GOAL OF THE EXERCISE: Emit the data below verbatim, stripping out any pictures.

[Dataset items]

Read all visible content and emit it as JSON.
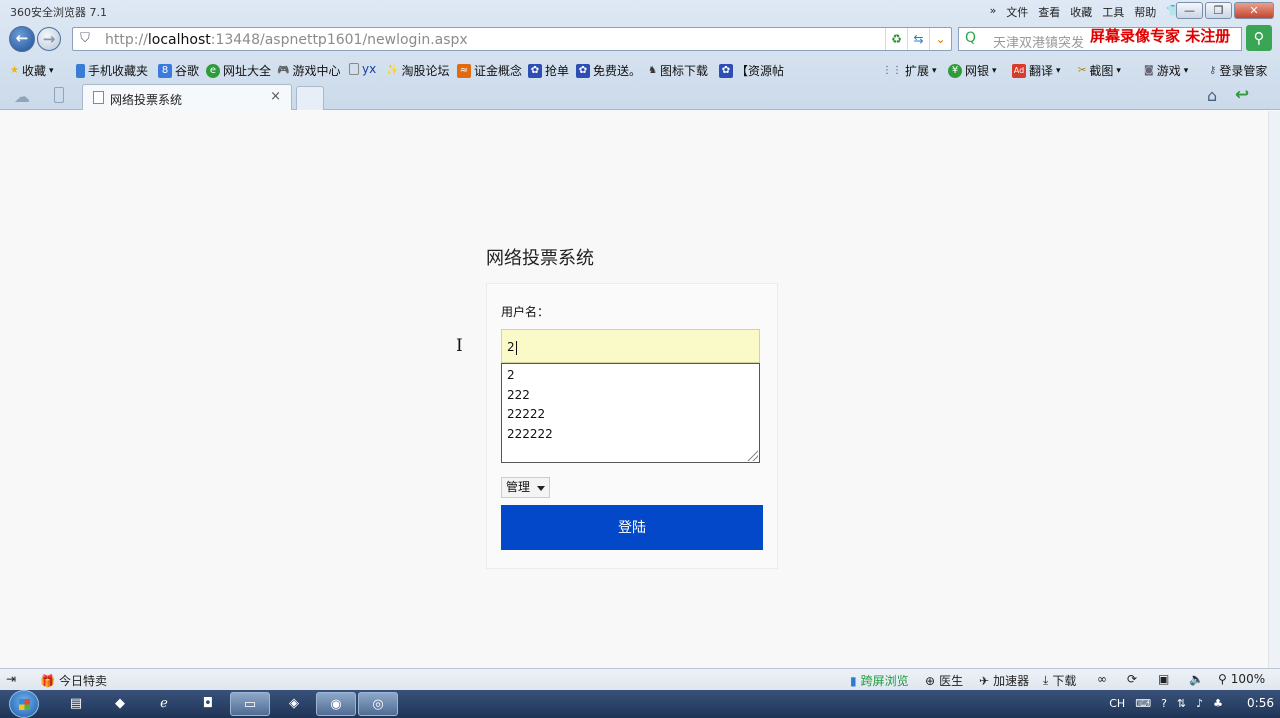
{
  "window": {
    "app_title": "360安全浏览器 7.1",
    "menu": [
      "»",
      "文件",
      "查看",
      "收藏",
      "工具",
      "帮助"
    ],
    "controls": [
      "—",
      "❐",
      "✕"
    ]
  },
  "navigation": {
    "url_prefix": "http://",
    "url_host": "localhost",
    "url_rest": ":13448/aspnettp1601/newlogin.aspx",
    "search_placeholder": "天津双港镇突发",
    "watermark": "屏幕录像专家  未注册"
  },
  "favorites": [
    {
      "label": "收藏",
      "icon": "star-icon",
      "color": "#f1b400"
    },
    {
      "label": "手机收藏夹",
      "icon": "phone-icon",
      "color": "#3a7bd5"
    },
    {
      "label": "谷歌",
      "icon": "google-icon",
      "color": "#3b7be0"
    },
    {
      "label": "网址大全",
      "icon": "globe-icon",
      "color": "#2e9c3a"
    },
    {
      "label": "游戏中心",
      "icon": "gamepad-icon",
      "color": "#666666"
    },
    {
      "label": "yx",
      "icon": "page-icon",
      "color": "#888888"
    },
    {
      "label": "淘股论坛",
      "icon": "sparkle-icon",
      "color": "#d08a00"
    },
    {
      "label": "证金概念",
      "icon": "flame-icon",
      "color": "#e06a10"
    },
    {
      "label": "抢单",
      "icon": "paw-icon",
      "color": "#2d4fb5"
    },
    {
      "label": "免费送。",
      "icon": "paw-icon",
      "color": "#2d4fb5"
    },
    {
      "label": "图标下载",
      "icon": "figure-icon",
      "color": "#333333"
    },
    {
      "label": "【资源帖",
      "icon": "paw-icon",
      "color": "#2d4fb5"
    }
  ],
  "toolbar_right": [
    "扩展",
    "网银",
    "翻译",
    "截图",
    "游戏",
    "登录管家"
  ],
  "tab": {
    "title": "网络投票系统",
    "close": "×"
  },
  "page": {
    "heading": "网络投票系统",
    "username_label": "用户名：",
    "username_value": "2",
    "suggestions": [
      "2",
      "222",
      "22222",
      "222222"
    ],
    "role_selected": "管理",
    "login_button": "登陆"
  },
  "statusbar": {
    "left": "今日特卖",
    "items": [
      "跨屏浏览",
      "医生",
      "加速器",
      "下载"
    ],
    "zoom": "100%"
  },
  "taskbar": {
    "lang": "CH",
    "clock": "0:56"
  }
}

IN RESPONSE:
Read all visible content and emit it as JSON.
{
  "window": {
    "app_title": "360安全浏览器 7.1",
    "menu": [
      "»",
      "文件",
      "查看",
      "收藏",
      "工具",
      "帮助"
    ],
    "controls": [
      "—",
      "❐",
      "✕"
    ]
  },
  "navigation": {
    "url_prefix": "http://",
    "url_host": "localhost",
    "url_rest": ":13448/aspnettp1601/newlogin.aspx",
    "search_placeholder": "天津双港镇突发",
    "watermark": "屏幕录像专家  未注册"
  },
  "favorites": [
    {
      "label": "收藏",
      "icon": "star-icon",
      "color": "#f1b400"
    },
    {
      "label": "手机收藏夹",
      "icon": "phone-icon",
      "color": "#3a7bd5"
    },
    {
      "label": "谷歌",
      "icon": "google-icon",
      "color": "#3b7be0"
    },
    {
      "label": "网址大全",
      "icon": "globe-icon",
      "color": "#2e9c3a"
    },
    {
      "label": "游戏中心",
      "icon": "gamepad-icon",
      "color": "#666666"
    },
    {
      "label": "yx",
      "icon": "page-icon",
      "color": "#888888"
    },
    {
      "label": "淘股论坛",
      "icon": "sparkle-icon",
      "color": "#d08a00"
    },
    {
      "label": "证金概念",
      "icon": "flame-icon",
      "color": "#e06a10"
    },
    {
      "label": "抢单",
      "icon": "paw-icon",
      "color": "#2d4fb5"
    },
    {
      "label": "免费送。",
      "icon": "paw-icon",
      "color": "#2d4fb5"
    },
    {
      "label": "图标下载",
      "icon": "figure-icon",
      "color": "#333333"
    },
    {
      "label": "【资源帖",
      "icon": "paw-icon",
      "color": "#2d4fb5"
    }
  ],
  "toolbar_right": [
    "扩展",
    "网银",
    "翻译",
    "截图",
    "游戏",
    "登录管家"
  ],
  "tab": {
    "title": "网络投票系统",
    "close": "×"
  },
  "page": {
    "heading": "网络投票系统",
    "username_label": "用户名：",
    "username_value": "2",
    "suggestions": [
      "2",
      "222",
      "22222",
      "222222"
    ],
    "role_selected": "管理",
    "login_button": "登陆"
  },
  "statusbar": {
    "left": "今日特卖",
    "items": [
      "跨屏浏览",
      "医生",
      "加速器",
      "下载"
    ],
    "zoom": "100%"
  },
  "taskbar": {
    "lang": "CH",
    "clock": "0:56"
  }
}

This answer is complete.